:: GIVEN REQUEST ::
Below are some entries. Work out how many of their lines hold the word "this", and write that number alone.

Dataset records
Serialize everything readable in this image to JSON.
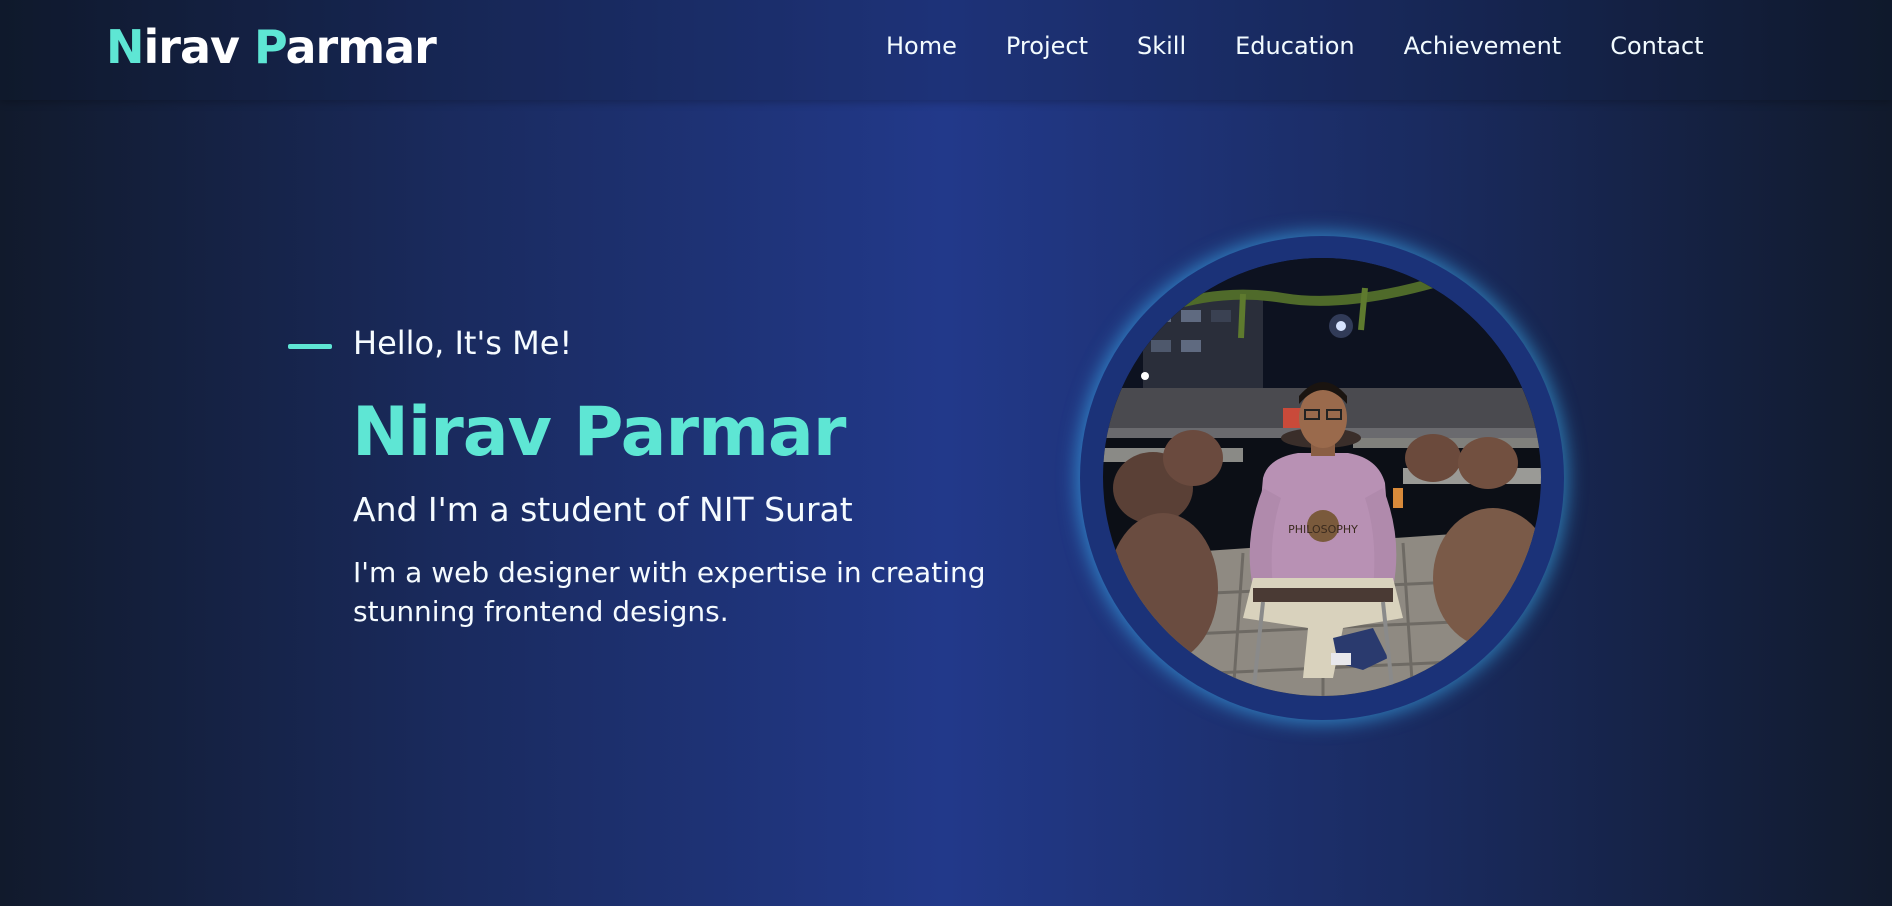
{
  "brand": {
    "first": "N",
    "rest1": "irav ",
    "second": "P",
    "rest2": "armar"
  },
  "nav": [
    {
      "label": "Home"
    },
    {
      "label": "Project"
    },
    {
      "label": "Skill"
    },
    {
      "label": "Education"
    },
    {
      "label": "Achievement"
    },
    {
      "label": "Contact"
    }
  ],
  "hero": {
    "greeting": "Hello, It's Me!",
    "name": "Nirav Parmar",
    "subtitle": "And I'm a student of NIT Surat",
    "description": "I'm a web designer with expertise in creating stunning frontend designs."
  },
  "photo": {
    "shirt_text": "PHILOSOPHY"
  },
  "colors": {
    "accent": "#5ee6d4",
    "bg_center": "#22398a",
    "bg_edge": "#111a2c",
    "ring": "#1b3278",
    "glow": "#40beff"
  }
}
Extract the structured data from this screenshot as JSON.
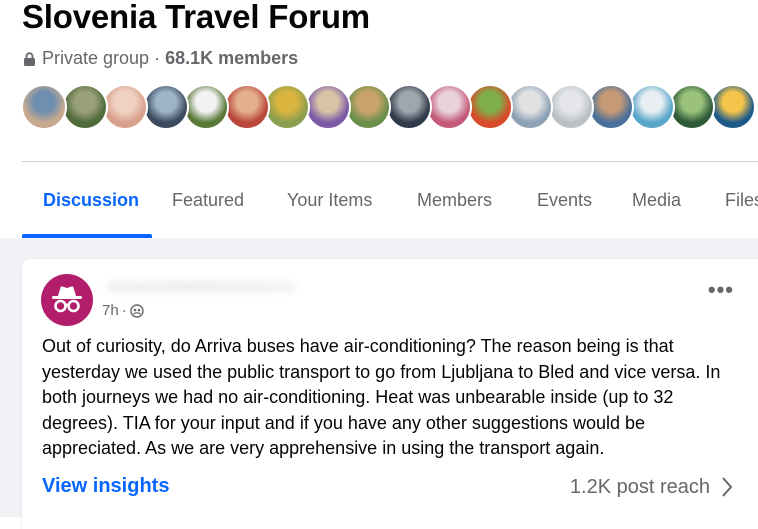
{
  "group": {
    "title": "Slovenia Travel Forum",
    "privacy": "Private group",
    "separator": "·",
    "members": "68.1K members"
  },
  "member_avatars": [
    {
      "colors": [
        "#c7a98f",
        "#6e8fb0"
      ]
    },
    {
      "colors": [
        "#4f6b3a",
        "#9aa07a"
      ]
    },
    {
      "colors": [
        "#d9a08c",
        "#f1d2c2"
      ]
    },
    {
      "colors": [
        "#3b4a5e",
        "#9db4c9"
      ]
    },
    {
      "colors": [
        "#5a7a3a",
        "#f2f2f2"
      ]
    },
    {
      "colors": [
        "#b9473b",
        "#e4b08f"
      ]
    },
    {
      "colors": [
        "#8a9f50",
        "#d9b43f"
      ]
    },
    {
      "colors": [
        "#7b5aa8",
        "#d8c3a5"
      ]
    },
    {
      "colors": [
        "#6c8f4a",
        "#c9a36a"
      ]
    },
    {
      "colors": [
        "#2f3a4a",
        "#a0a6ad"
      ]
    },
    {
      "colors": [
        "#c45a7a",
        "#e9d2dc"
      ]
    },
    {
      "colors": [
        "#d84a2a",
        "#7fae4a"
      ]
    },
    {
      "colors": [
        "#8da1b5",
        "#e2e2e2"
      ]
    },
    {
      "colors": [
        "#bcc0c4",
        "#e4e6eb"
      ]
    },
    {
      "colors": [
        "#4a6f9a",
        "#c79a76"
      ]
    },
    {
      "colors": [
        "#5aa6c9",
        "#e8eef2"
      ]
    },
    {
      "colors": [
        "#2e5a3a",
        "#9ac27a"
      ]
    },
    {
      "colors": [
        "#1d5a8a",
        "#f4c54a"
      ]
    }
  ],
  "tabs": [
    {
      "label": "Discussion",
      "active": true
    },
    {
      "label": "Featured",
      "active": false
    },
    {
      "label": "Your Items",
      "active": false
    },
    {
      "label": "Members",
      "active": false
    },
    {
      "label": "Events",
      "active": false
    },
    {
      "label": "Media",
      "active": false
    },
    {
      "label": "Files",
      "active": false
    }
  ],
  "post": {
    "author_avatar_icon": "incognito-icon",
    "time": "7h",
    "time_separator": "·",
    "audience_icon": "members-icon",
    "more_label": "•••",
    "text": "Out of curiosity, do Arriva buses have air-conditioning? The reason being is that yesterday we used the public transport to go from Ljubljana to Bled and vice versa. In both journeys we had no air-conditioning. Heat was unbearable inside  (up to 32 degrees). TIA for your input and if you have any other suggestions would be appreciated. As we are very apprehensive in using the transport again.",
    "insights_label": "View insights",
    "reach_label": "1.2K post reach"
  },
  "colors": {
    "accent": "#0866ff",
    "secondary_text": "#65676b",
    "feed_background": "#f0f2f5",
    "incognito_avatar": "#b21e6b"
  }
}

:: RESPONSE ::
2